Chart and figure data:
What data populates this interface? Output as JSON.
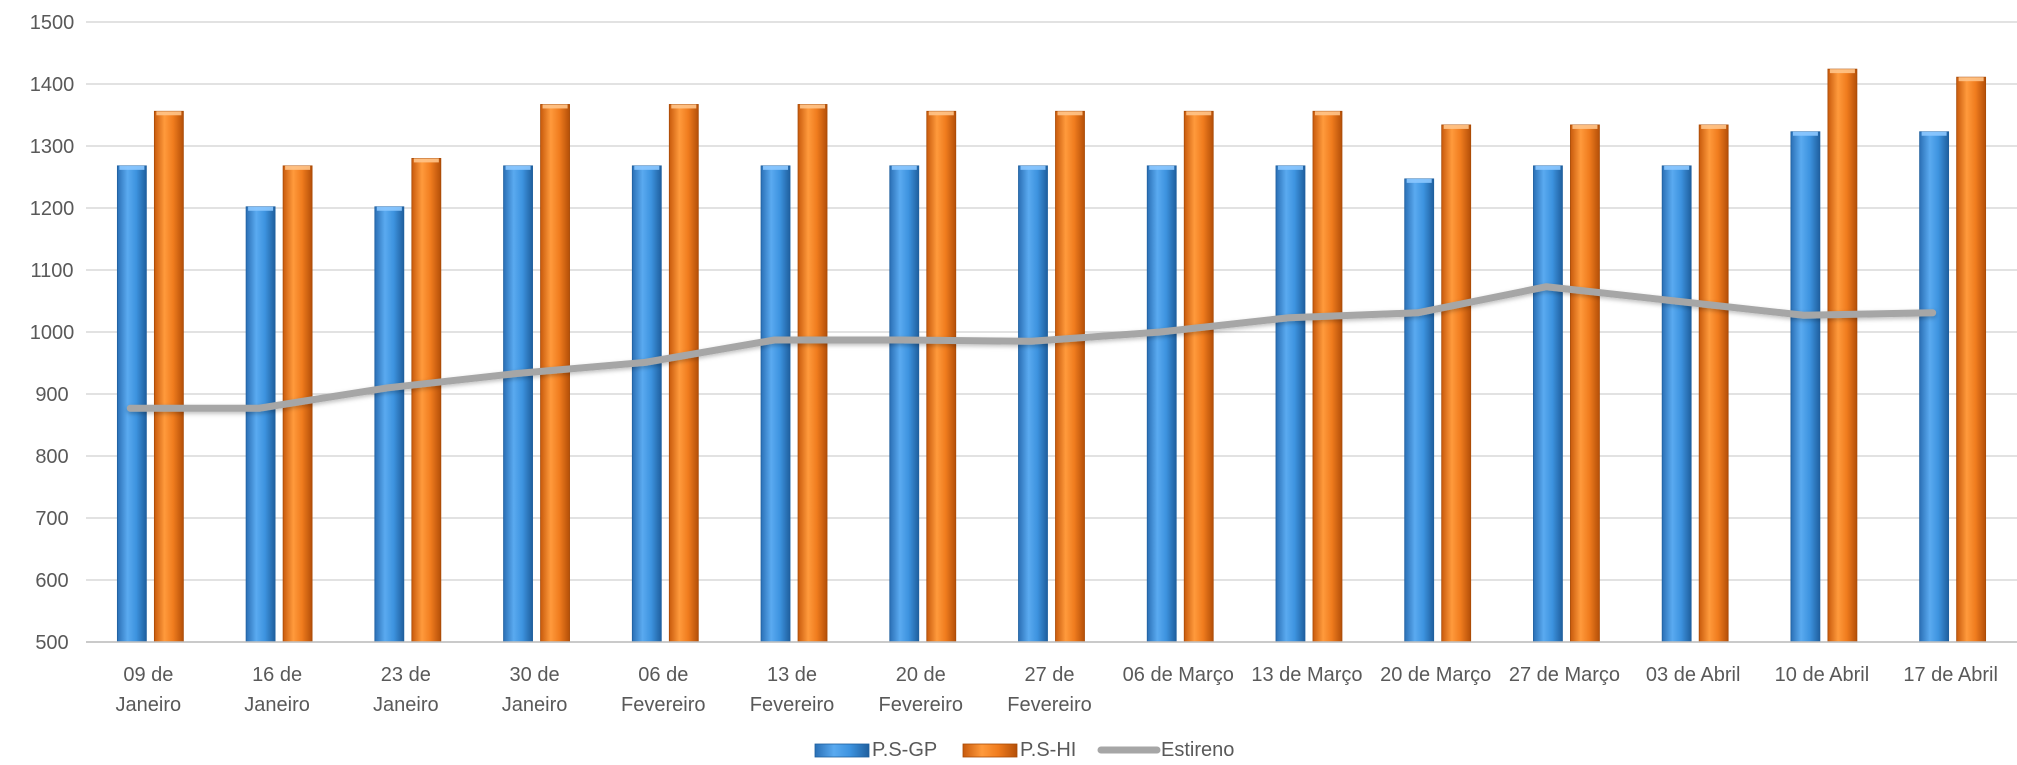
{
  "chart_data": {
    "type": "bar",
    "categories": [
      [
        "09 de",
        "Janeiro"
      ],
      [
        "16 de",
        "Janeiro"
      ],
      [
        "23 de",
        "Janeiro"
      ],
      [
        "30 de",
        "Janeiro"
      ],
      [
        "06 de",
        "Fevereiro"
      ],
      [
        "13 de",
        "Fevereiro"
      ],
      [
        "20 de",
        "Fevereiro"
      ],
      [
        "27 de",
        "Fevereiro"
      ],
      [
        "06 de Março"
      ],
      [
        "13 de Março"
      ],
      [
        "20 de Março"
      ],
      [
        "27 de Março"
      ],
      [
        "03 de Abril"
      ],
      [
        "10 de Abril"
      ],
      [
        "17 de Abril"
      ]
    ],
    "series": [
      {
        "name": "P.S-GP",
        "type": "bar",
        "color": "#3a8fd9",
        "values": [
          1268,
          1202,
          1202,
          1268,
          1268,
          1268,
          1268,
          1268,
          1268,
          1268,
          1247,
          1268,
          1268,
          1323,
          1323
        ]
      },
      {
        "name": "P.S-HI",
        "type": "bar",
        "color": "#f07c1e",
        "values": [
          1356,
          1268,
          1280,
          1367,
          1367,
          1367,
          1356,
          1356,
          1356,
          1356,
          1334,
          1334,
          1334,
          1424,
          1411
        ]
      },
      {
        "name": "Estireno",
        "type": "line",
        "color": "#a6a6a6",
        "values": [
          877,
          877,
          910,
          933,
          951,
          987,
          987,
          985,
          1000,
          1023,
          1031,
          1073,
          1050,
          1027,
          1031
        ]
      }
    ],
    "ylim": [
      500,
      1500
    ],
    "yticks": [
      500,
      600,
      700,
      800,
      900,
      1000,
      1100,
      1200,
      1300,
      1400,
      1500
    ],
    "grid": true,
    "legend": "bottom-center",
    "title": "",
    "xlabel": "",
    "ylabel": ""
  }
}
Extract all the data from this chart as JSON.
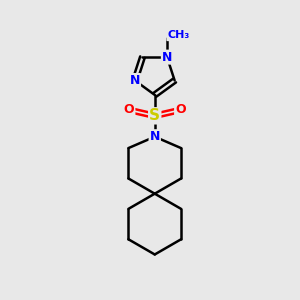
{
  "background_color": "#e8e8e8",
  "bond_color": "#000000",
  "nitrogen_color": "#0000ff",
  "sulfur_color": "#cccc00",
  "oxygen_color": "#ff0000",
  "line_width": 1.8,
  "figsize": [
    3.0,
    3.0
  ],
  "dpi": 100,
  "xlim": [
    -1.1,
    1.1
  ],
  "ylim": [
    -1.55,
    1.55
  ]
}
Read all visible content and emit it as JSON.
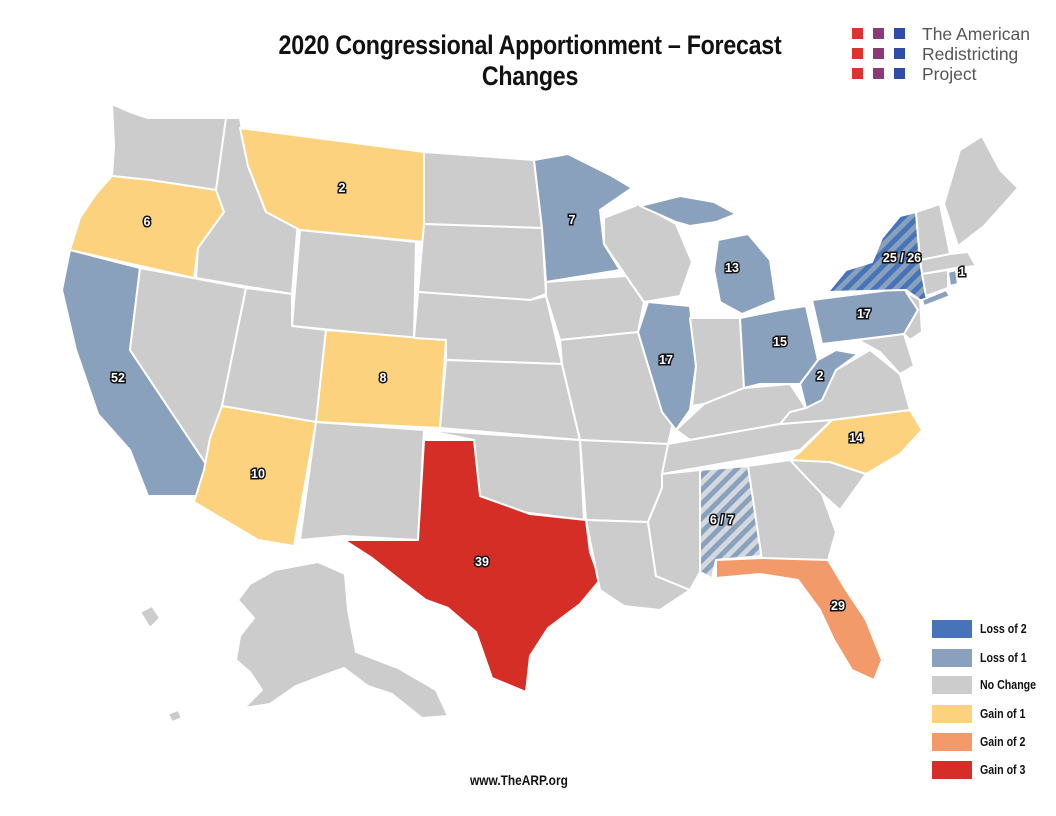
{
  "title": "2020 Congressional Apportionment – Forecast Changes",
  "logo": {
    "lines": [
      "The American",
      "Redistricting",
      "Project"
    ],
    "dot_colors": [
      "#e03131",
      "#8a3a78",
      "#2f4da8"
    ]
  },
  "colors": {
    "loss2": "#4774b8",
    "loss1": "#8aa1bd",
    "no_change": "#cccccc",
    "gain1": "#fcd27e",
    "gain2": "#f39a6a",
    "gain3": "#d42e27",
    "stripe_light": "#d4d9df"
  },
  "legend": [
    {
      "label": "Loss of 2",
      "color": "#4774b8"
    },
    {
      "label": "Loss of 1",
      "color": "#8aa1bd"
    },
    {
      "label": "No Change",
      "color": "#cccccc"
    },
    {
      "label": "Gain of 1",
      "color": "#fcd27e"
    },
    {
      "label": "Gain of 2",
      "color": "#f39a6a"
    },
    {
      "label": "Gain of 3",
      "color": "#d42e27"
    }
  ],
  "states": [
    {
      "name": "Oregon",
      "seats": "6",
      "change": "Gain of 1"
    },
    {
      "name": "Montana",
      "seats": "2",
      "change": "Gain of 1"
    },
    {
      "name": "Minnesota",
      "seats": "7",
      "change": "Loss of 1"
    },
    {
      "name": "Michigan",
      "seats": "13",
      "change": "Loss of 1"
    },
    {
      "name": "New York",
      "seats": "25 / 26",
      "change": "Loss of 1 or 2"
    },
    {
      "name": "Rhode Island",
      "seats": "1",
      "change": "Loss of 1"
    },
    {
      "name": "Pennsylvania",
      "seats": "17",
      "change": "Loss of 1"
    },
    {
      "name": "Ohio",
      "seats": "15",
      "change": "Loss of 1"
    },
    {
      "name": "Illinois",
      "seats": "17",
      "change": "Loss of 1"
    },
    {
      "name": "West Virginia",
      "seats": "2",
      "change": "Loss of 1"
    },
    {
      "name": "California",
      "seats": "52",
      "change": "Loss of 1"
    },
    {
      "name": "Colorado",
      "seats": "8",
      "change": "Gain of 1"
    },
    {
      "name": "Arizona",
      "seats": "10",
      "change": "Gain of 1"
    },
    {
      "name": "North Carolina",
      "seats": "14",
      "change": "Gain of 1"
    },
    {
      "name": "Alabama",
      "seats": "6 / 7",
      "change": "No Change or Loss of 1"
    },
    {
      "name": "Texas",
      "seats": "39",
      "change": "Gain of 3"
    },
    {
      "name": "Florida",
      "seats": "29",
      "change": "Gain of 2"
    }
  ],
  "website": "www.TheARP.org"
}
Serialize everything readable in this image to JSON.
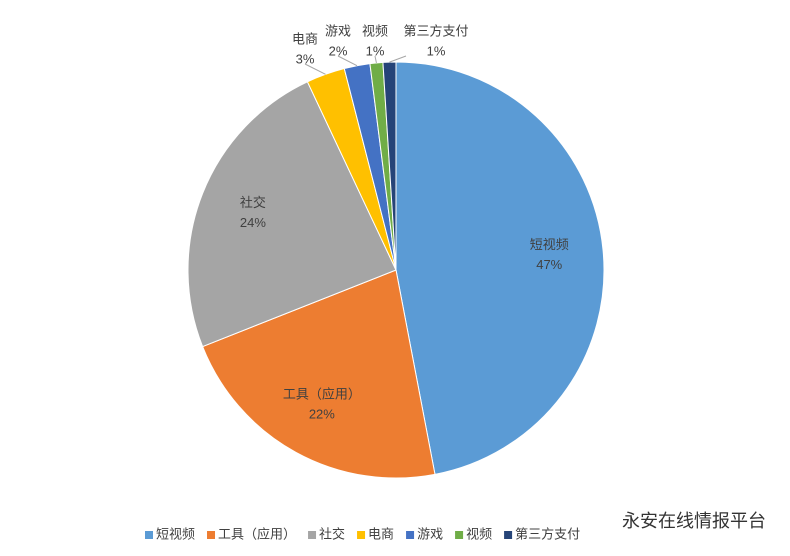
{
  "chart_data": {
    "type": "pie",
    "categories": [
      "短视频",
      "工具（应用）",
      "社交",
      "电商",
      "游戏",
      "视频",
      "第三方支付"
    ],
    "values": [
      47,
      22,
      24,
      3,
      2,
      1,
      1
    ],
    "value_labels": [
      "47%",
      "22%",
      "24%",
      "3%",
      "2%",
      "1%",
      "1%"
    ],
    "colors": [
      "#5b9bd5",
      "#ed7d31",
      "#a5a5a5",
      "#ffc000",
      "#4472c4",
      "#70ad47",
      "#264478"
    ],
    "legend": "bottom"
  },
  "watermark": "永安在线情报平台"
}
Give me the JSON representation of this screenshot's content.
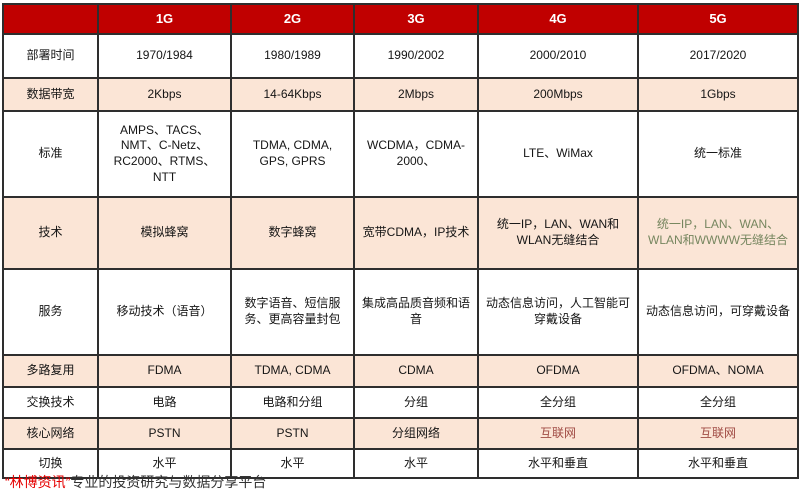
{
  "chart_data": {
    "type": "table",
    "columns": [
      "",
      "1G",
      "2G",
      "3G",
      "4G",
      "5G"
    ],
    "rows": [
      {
        "label": "部署时间",
        "values": [
          "1970/1984",
          "1980/1989",
          "1990/2002",
          "2000/2010",
          "2017/2020"
        ]
      },
      {
        "label": "数据带宽",
        "values": [
          "2Kbps",
          "14-64Kbps",
          "2Mbps",
          "200Mbps",
          "1Gbps"
        ]
      },
      {
        "label": "标准",
        "values": [
          "AMPS、TACS、NMT、C-Netz、RC2000、RTMS、NTT",
          "TDMA, CDMA, GPS, GPRS",
          "WCDMA，CDMA-2000、",
          "LTE、WiMax",
          "统一标准"
        ]
      },
      {
        "label": "技术",
        "values": [
          "模拟蜂窝",
          "数字蜂窝",
          "宽带CDMA，IP技术",
          "统一IP，LAN、WAN和WLAN无缝结合",
          "统一IP，LAN、WAN、WLAN和WWWW无缝结合"
        ]
      },
      {
        "label": "服务",
        "values": [
          "移动技术（语音）",
          "数字语音、短信服务、更高容量封包",
          "集成高品质音频和语音",
          "动态信息访问，人工智能可穿戴设备",
          "动态信息访问，可穿戴设备"
        ]
      },
      {
        "label": "多路复用",
        "values": [
          "FDMA",
          "TDMA, CDMA",
          "CDMA",
          "OFDMA",
          "OFDMA、NOMA"
        ]
      },
      {
        "label": "交换技术",
        "values": [
          "电路",
          "电路和分组",
          "分组",
          "全分组",
          "全分组"
        ]
      },
      {
        "label": "核心网络",
        "values": [
          "PSTN",
          "PSTN",
          "分组网络",
          "互联网",
          "互联网"
        ]
      },
      {
        "label": "切换",
        "values": [
          "水平",
          "水平",
          "水平",
          "水平和垂直",
          "水平和垂直"
        ]
      }
    ]
  },
  "table_style": {
    "shaded_rows": [
      1,
      3,
      5,
      7
    ],
    "cell_colors": {
      "3.4": "#76865F",
      "7.3": "#A04B44",
      "7.4": "#A04B44"
    }
  },
  "footer": {
    "brand": "“林博资讯”",
    "tagline": "专业的投资研究与数据分享平台"
  },
  "colors": {
    "header_bg": "#C00000",
    "header_text": "#FFFFFF",
    "shaded_row_bg": "#FBE5D6",
    "plain_row_bg": "#FFFFFF",
    "border": "#2E2E2E",
    "text": "#151515",
    "core_network_highlight": "#A04B44",
    "tech_5g_text": "#76865F",
    "footer_brand": "#E60000",
    "footer_text": "#333333"
  }
}
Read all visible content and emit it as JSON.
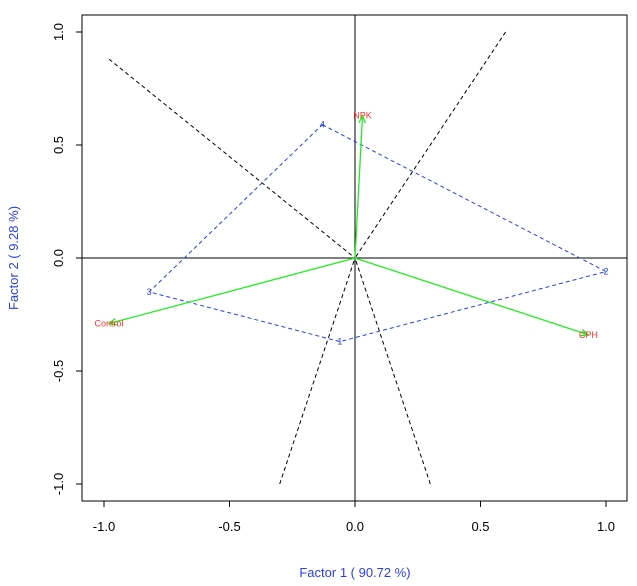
{
  "chart_data": {
    "type": "biplot",
    "xlabel": "Factor 1 ( 90.72 %)",
    "ylabel": "Factor 2 ( 9.28 %)",
    "xlim": [
      -1.1,
      1.1
    ],
    "ylim": [
      -1.1,
      1.1
    ],
    "x_ticks": [
      -1.0,
      -0.5,
      0.0,
      0.5,
      1.0
    ],
    "y_ticks": [
      -1.0,
      -0.5,
      0.0,
      0.5,
      1.0
    ],
    "x_tick_labels": [
      "-1.0",
      "-0.5",
      "0.0",
      "0.5",
      "1.0"
    ],
    "y_tick_labels": [
      "-1.0",
      "-0.5",
      "0.0",
      "0.5",
      "1.0"
    ],
    "vectors": [
      {
        "label": "NPK",
        "x": 0.03,
        "y": 0.63
      },
      {
        "label": "CPH",
        "x": 0.93,
        "y": -0.34
      },
      {
        "label": "Control",
        "x": -0.98,
        "y": -0.29
      }
    ],
    "polygon": [
      {
        "label": "4",
        "x": -0.13,
        "y": 0.59
      },
      {
        "label": "2",
        "x": 1.0,
        "y": -0.06
      },
      {
        "label": "1",
        "x": -0.06,
        "y": -0.37
      },
      {
        "label": "3",
        "x": -0.82,
        "y": -0.15
      }
    ],
    "dashed_lines": [
      {
        "from": [
          -0.98,
          0.88
        ],
        "to": [
          0.0,
          0.0
        ]
      },
      {
        "from": [
          0.6,
          1.0
        ],
        "to": [
          0.0,
          0.0
        ]
      },
      {
        "from": [
          -0.3,
          -1.0
        ],
        "to": [
          0.0,
          0.0
        ]
      },
      {
        "from": [
          0.3,
          -1.0
        ],
        "to": [
          0.0,
          0.0
        ]
      }
    ],
    "colors": {
      "vector": "#22ee22",
      "vector_label": "#ff3333",
      "polygon": "#2a3fe6",
      "polygon_label": "#2a3fe6",
      "dashed": "#000000",
      "axis_title": "#2a3fe6",
      "frame": "#000000"
    }
  }
}
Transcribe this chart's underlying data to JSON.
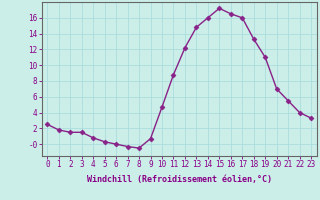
{
  "x": [
    0,
    1,
    2,
    3,
    4,
    5,
    6,
    7,
    8,
    9,
    10,
    11,
    12,
    13,
    14,
    15,
    16,
    17,
    18,
    19,
    20,
    21,
    22,
    23
  ],
  "y": [
    2.5,
    1.8,
    1.5,
    1.5,
    0.8,
    0.3,
    0.0,
    -0.3,
    -0.5,
    0.7,
    4.7,
    8.8,
    12.2,
    14.8,
    16.0,
    17.2,
    16.5,
    16.0,
    13.3,
    11.0,
    7.0,
    5.5,
    4.0,
    3.3
  ],
  "line_color": "#882288",
  "bg_color": "#cceee8",
  "grid_color": "#aadddd",
  "xlabel": "Windchill (Refroidissement éolien,°C)",
  "xlim": [
    -0.5,
    23.5
  ],
  "ylim": [
    -1.5,
    18
  ],
  "yticks": [
    0,
    2,
    4,
    6,
    8,
    10,
    12,
    14,
    16
  ],
  "ytick_labels": [
    "-0",
    "2",
    "4",
    "6",
    "8",
    "10",
    "12",
    "14",
    "16"
  ],
  "xtick_labels": [
    "0",
    "1",
    "2",
    "3",
    "4",
    "5",
    "6",
    "7",
    "8",
    "9",
    "10",
    "11",
    "12",
    "13",
    "14",
    "15",
    "16",
    "17",
    "18",
    "19",
    "20",
    "21",
    "22",
    "23"
  ],
  "marker": "D",
  "markersize": 2.5,
  "linewidth": 1.0,
  "spine_color": "#666666",
  "font_color": "#880088",
  "xlabel_fontsize": 6.0,
  "tick_fontsize": 5.5
}
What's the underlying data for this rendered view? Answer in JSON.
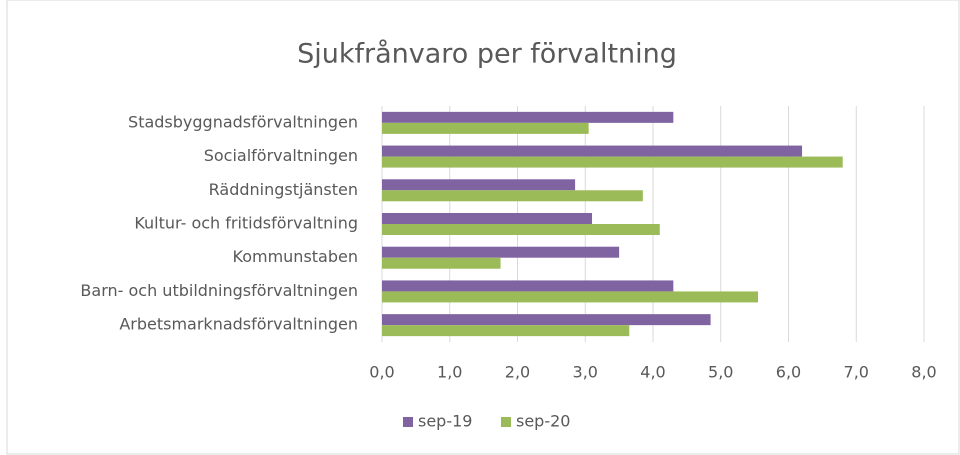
{
  "chart_data": {
    "type": "bar",
    "orientation": "horizontal",
    "title": "Sjukfrånvaro per förvaltning",
    "categories": [
      "Stadsbyggnadsförvaltningen",
      "Socialförvaltningen",
      "Räddningstjänsten",
      "Kultur- och fritidsförvaltning",
      "Kommunstaben",
      "Barn- och utbildningsförvaltningen",
      "Arbetsmarknadsförvaltningen"
    ],
    "series": [
      {
        "name": "sep-19",
        "color": "#8064a2",
        "values": [
          4.3,
          6.2,
          2.85,
          3.1,
          3.5,
          4.3,
          4.85
        ]
      },
      {
        "name": "sep-20",
        "color": "#9bbb59",
        "values": [
          3.05,
          6.8,
          3.85,
          4.1,
          1.75,
          5.55,
          3.65
        ]
      }
    ],
    "xlim": [
      0,
      8
    ],
    "xticks": [
      {
        "value": 0,
        "label": "0,0"
      },
      {
        "value": 1,
        "label": "1,0"
      },
      {
        "value": 2,
        "label": "2,0"
      },
      {
        "value": 3,
        "label": "3,0"
      },
      {
        "value": 4,
        "label": "4,0"
      },
      {
        "value": 5,
        "label": "5,0"
      },
      {
        "value": 6,
        "label": "6,0"
      },
      {
        "value": 7,
        "label": "7,0"
      },
      {
        "value": 8,
        "label": "8,0"
      }
    ],
    "grid": true,
    "legend": "bottom"
  }
}
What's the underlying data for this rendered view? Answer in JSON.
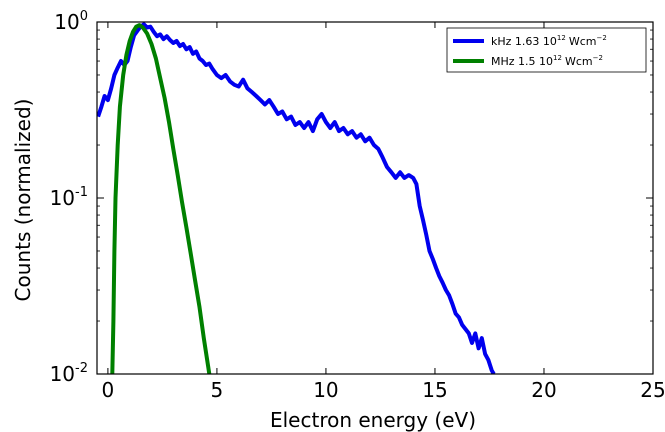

### Exercise instructions
How many of the lines in the listing above hold the word "this"? Report only that figure.

### Final answer
7